> [Set exercise]:
Your copy of the material below should match it exactly, except that it holds no pictures.

Collected data
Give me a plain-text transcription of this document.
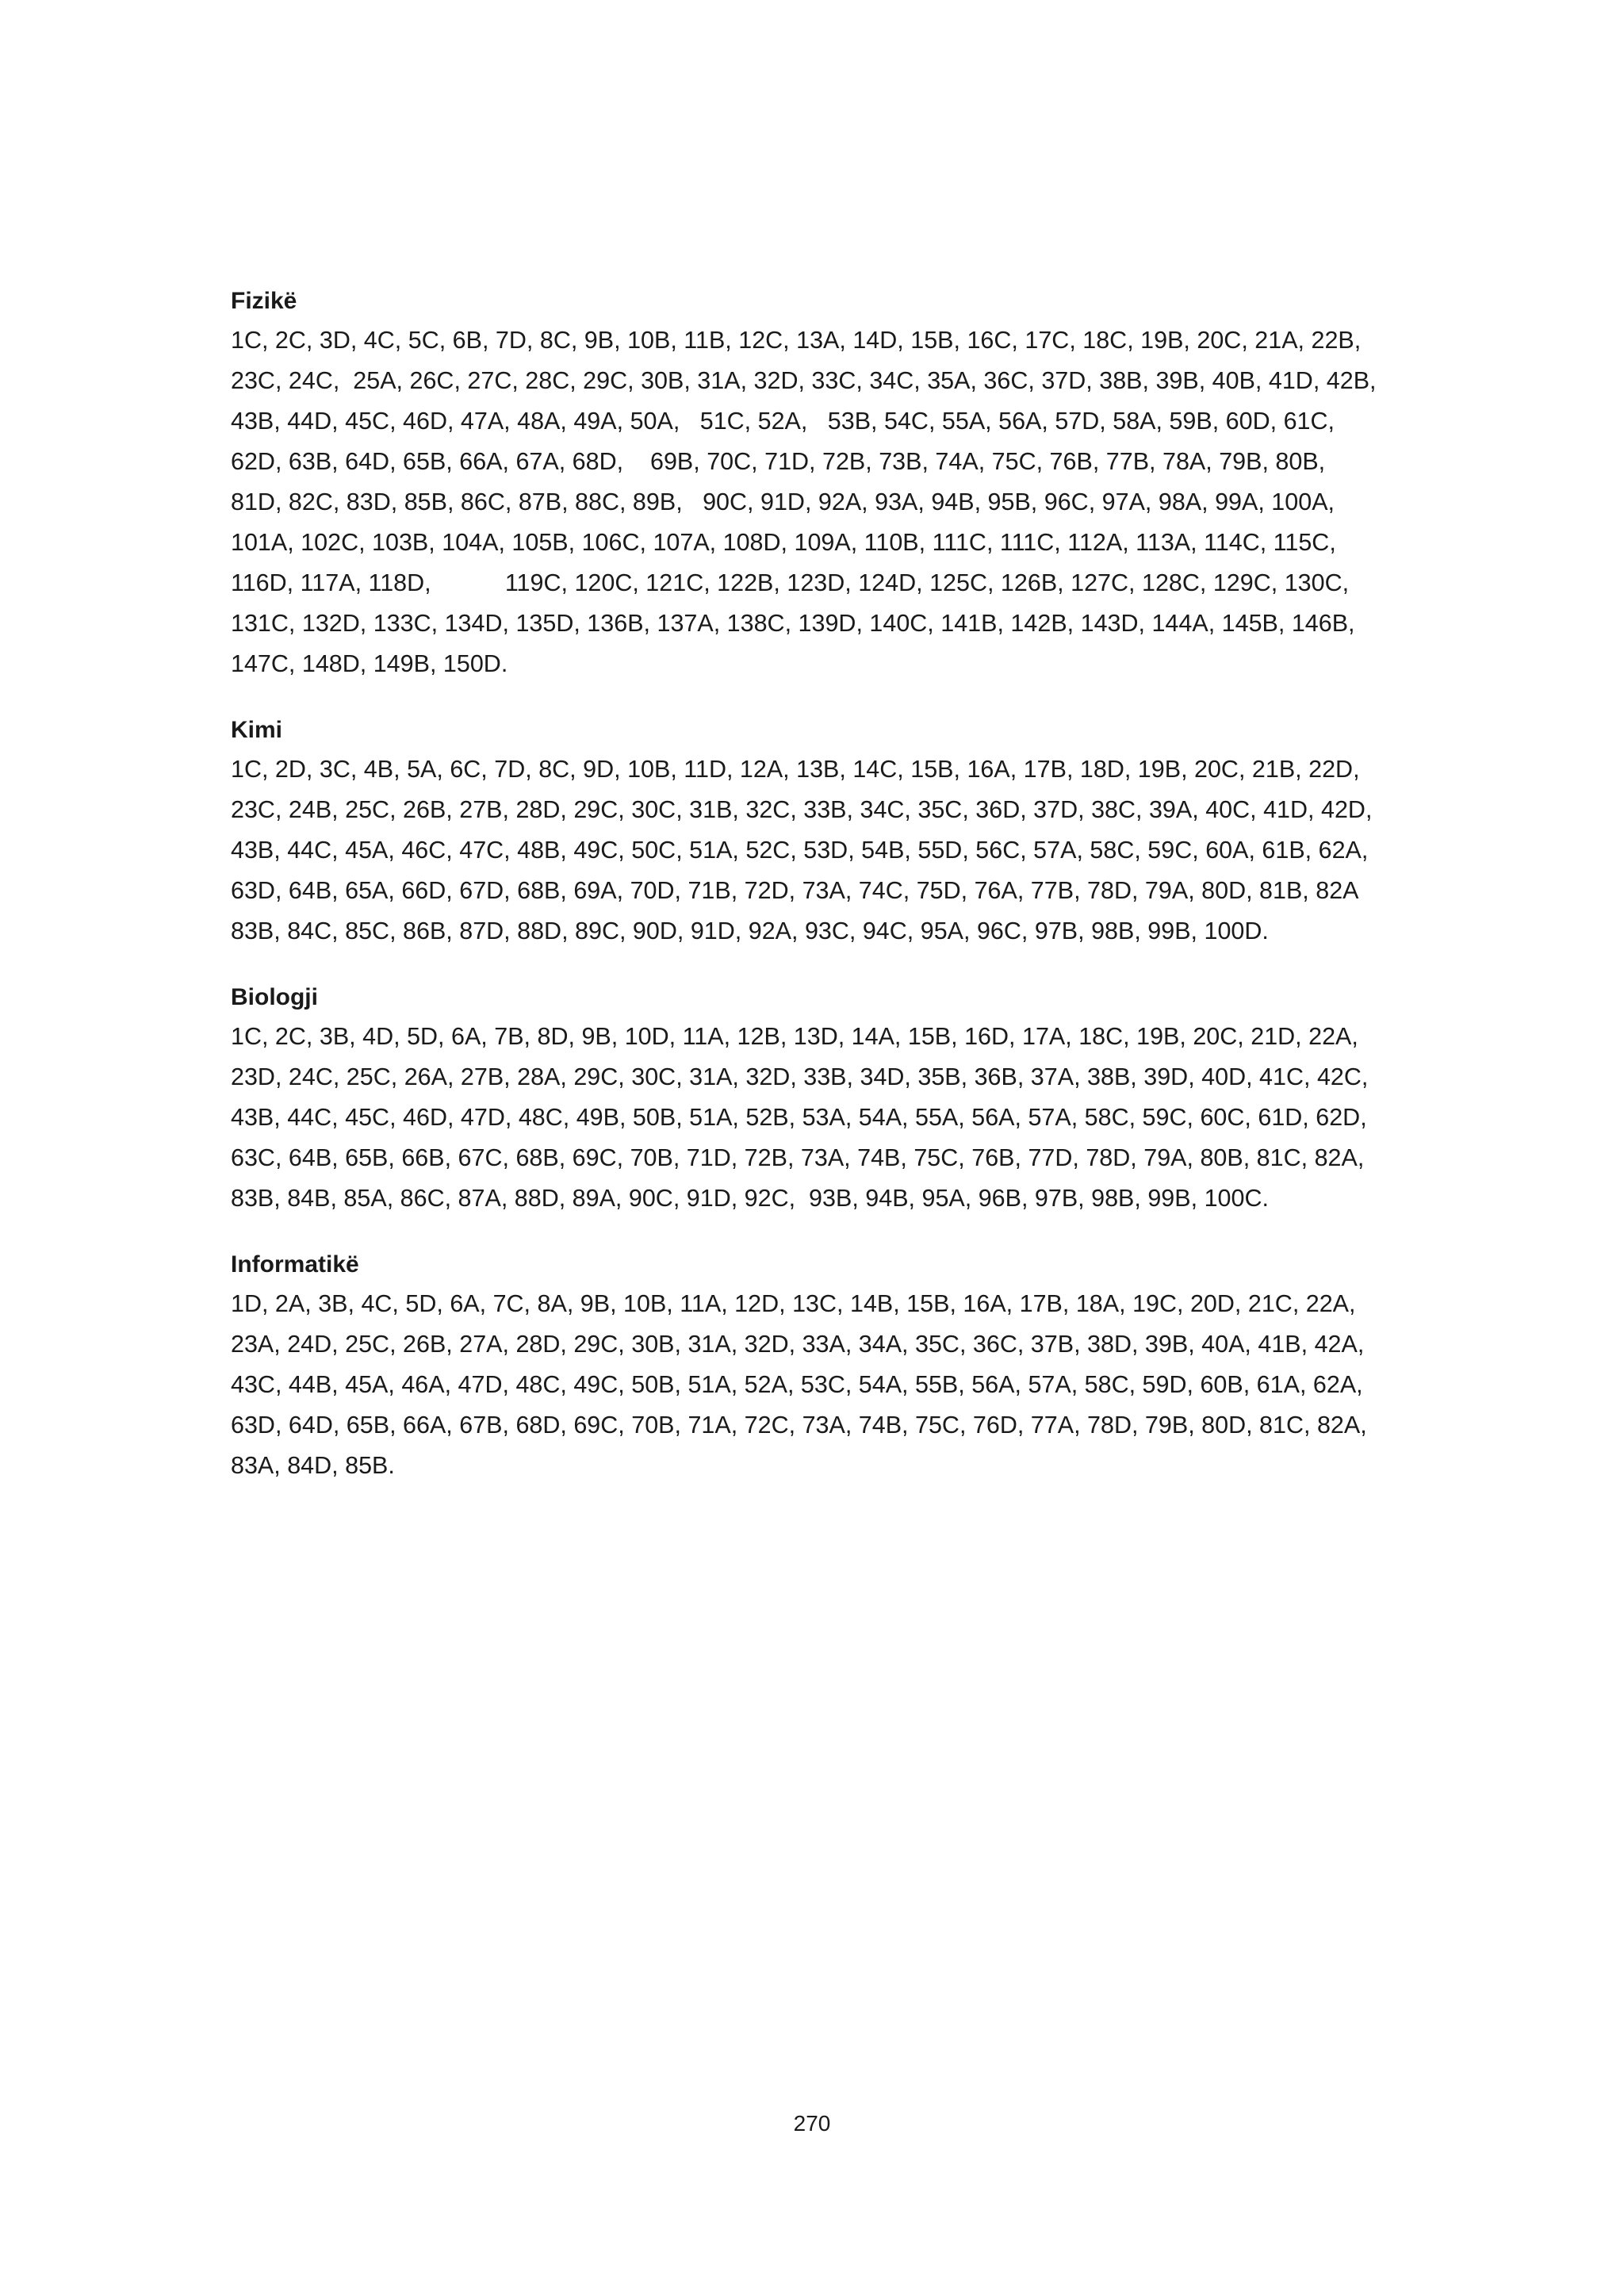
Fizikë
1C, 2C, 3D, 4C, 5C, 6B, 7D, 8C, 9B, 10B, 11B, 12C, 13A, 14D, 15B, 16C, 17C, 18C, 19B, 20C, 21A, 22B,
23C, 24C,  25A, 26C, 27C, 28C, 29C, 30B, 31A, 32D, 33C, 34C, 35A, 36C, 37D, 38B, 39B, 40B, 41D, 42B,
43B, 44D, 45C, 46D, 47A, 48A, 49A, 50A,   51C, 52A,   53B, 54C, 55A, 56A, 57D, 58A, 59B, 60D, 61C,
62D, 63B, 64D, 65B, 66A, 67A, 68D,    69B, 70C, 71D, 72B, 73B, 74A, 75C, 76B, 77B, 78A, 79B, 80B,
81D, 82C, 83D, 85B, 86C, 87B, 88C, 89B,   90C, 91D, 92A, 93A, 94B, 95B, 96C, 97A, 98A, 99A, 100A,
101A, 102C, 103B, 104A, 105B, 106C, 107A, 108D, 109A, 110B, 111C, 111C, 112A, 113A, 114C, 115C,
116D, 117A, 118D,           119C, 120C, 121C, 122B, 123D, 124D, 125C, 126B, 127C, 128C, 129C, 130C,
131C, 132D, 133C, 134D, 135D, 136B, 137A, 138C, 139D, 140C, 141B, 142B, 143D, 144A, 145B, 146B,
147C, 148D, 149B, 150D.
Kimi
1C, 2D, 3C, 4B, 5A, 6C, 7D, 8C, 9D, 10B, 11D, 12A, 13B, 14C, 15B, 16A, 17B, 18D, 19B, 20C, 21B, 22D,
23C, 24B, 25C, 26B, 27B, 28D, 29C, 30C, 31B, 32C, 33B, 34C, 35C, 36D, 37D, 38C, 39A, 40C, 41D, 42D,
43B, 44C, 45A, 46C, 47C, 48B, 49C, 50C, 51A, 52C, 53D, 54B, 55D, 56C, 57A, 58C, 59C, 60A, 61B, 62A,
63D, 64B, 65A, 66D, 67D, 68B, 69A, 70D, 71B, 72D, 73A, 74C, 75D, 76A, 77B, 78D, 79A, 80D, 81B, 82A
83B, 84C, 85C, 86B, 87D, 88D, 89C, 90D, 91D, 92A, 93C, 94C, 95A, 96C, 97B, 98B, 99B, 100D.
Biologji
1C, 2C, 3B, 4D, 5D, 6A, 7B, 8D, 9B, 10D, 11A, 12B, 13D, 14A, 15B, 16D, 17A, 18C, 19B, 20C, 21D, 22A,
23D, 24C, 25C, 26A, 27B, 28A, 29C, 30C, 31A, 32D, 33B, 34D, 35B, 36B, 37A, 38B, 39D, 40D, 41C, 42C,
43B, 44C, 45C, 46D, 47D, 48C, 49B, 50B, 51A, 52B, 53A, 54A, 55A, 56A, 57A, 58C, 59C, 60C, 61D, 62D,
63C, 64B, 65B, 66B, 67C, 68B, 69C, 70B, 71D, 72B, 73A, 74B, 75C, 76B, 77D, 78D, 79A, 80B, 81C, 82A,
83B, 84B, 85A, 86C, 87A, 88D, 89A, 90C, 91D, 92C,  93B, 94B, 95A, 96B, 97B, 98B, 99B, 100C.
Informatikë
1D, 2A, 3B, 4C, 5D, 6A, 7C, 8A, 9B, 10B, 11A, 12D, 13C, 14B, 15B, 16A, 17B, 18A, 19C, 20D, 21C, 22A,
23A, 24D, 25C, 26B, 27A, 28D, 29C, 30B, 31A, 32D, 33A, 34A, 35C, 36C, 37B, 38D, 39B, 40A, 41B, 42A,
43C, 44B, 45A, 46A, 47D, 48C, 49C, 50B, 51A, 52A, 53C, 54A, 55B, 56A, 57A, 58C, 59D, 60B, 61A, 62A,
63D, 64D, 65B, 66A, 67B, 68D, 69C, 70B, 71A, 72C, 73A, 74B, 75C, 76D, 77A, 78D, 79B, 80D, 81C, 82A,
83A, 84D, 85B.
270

> [Response to the task]:
Give me a plain-text transcription of this document.
Fizikë
1C, 2C, 3D, 4C, 5C, 6B, 7D, 8C, 9B, 10B, 11B, 12C, 13A, 14D, 15B, 16C, 17C, 18C, 19B, 20C, 21A, 22B,
23C, 24C,  25A, 26C, 27C, 28C, 29C, 30B, 31A, 32D, 33C, 34C, 35A, 36C, 37D, 38B, 39B, 40B, 41D, 42B,
43B, 44D, 45C, 46D, 47A, 48A, 49A, 50A,   51C, 52A,   53B, 54C, 55A, 56A, 57D, 58A, 59B, 60D, 61C,
62D, 63B, 64D, 65B, 66A, 67A, 68D,    69B, 70C, 71D, 72B, 73B, 74A, 75C, 76B, 77B, 78A, 79B, 80B,
81D, 82C, 83D, 85B, 86C, 87B, 88C, 89B,   90C, 91D, 92A, 93A, 94B, 95B, 96C, 97A, 98A, 99A, 100A,
101A, 102C, 103B, 104A, 105B, 106C, 107A, 108D, 109A, 110B, 111C, 111C, 112A, 113A, 114C, 115C,
116D, 117A, 118D,           119C, 120C, 121C, 122B, 123D, 124D, 125C, 126B, 127C, 128C, 129C, 130C,
131C, 132D, 133C, 134D, 135D, 136B, 137A, 138C, 139D, 140C, 141B, 142B, 143D, 144A, 145B, 146B,
147C, 148D, 149B, 150D.
Kimi
1C, 2D, 3C, 4B, 5A, 6C, 7D, 8C, 9D, 10B, 11D, 12A, 13B, 14C, 15B, 16A, 17B, 18D, 19B, 20C, 21B, 22D,
23C, 24B, 25C, 26B, 27B, 28D, 29C, 30C, 31B, 32C, 33B, 34C, 35C, 36D, 37D, 38C, 39A, 40C, 41D, 42D,
43B, 44C, 45A, 46C, 47C, 48B, 49C, 50C, 51A, 52C, 53D, 54B, 55D, 56C, 57A, 58C, 59C, 60A, 61B, 62A,
63D, 64B, 65A, 66D, 67D, 68B, 69A, 70D, 71B, 72D, 73A, 74C, 75D, 76A, 77B, 78D, 79A, 80D, 81B, 82A
83B, 84C, 85C, 86B, 87D, 88D, 89C, 90D, 91D, 92A, 93C, 94C, 95A, 96C, 97B, 98B, 99B, 100D.
Biologji
1C, 2C, 3B, 4D, 5D, 6A, 7B, 8D, 9B, 10D, 11A, 12B, 13D, 14A, 15B, 16D, 17A, 18C, 19B, 20C, 21D, 22A,
23D, 24C, 25C, 26A, 27B, 28A, 29C, 30C, 31A, 32D, 33B, 34D, 35B, 36B, 37A, 38B, 39D, 40D, 41C, 42C,
43B, 44C, 45C, 46D, 47D, 48C, 49B, 50B, 51A, 52B, 53A, 54A, 55A, 56A, 57A, 58C, 59C, 60C, 61D, 62D,
63C, 64B, 65B, 66B, 67C, 68B, 69C, 70B, 71D, 72B, 73A, 74B, 75C, 76B, 77D, 78D, 79A, 80B, 81C, 82A,
83B, 84B, 85A, 86C, 87A, 88D, 89A, 90C, 91D, 92C,  93B, 94B, 95A, 96B, 97B, 98B, 99B, 100C.
Informatikë
1D, 2A, 3B, 4C, 5D, 6A, 7C, 8A, 9B, 10B, 11A, 12D, 13C, 14B, 15B, 16A, 17B, 18A, 19C, 20D, 21C, 22A,
23A, 24D, 25C, 26B, 27A, 28D, 29C, 30B, 31A, 32D, 33A, 34A, 35C, 36C, 37B, 38D, 39B, 40A, 41B, 42A,
43C, 44B, 45A, 46A, 47D, 48C, 49C, 50B, 51A, 52A, 53C, 54A, 55B, 56A, 57A, 58C, 59D, 60B, 61A, 62A,
63D, 64D, 65B, 66A, 67B, 68D, 69C, 70B, 71A, 72C, 73A, 74B, 75C, 76D, 77A, 78D, 79B, 80D, 81C, 82A,
83A, 84D, 85B.
270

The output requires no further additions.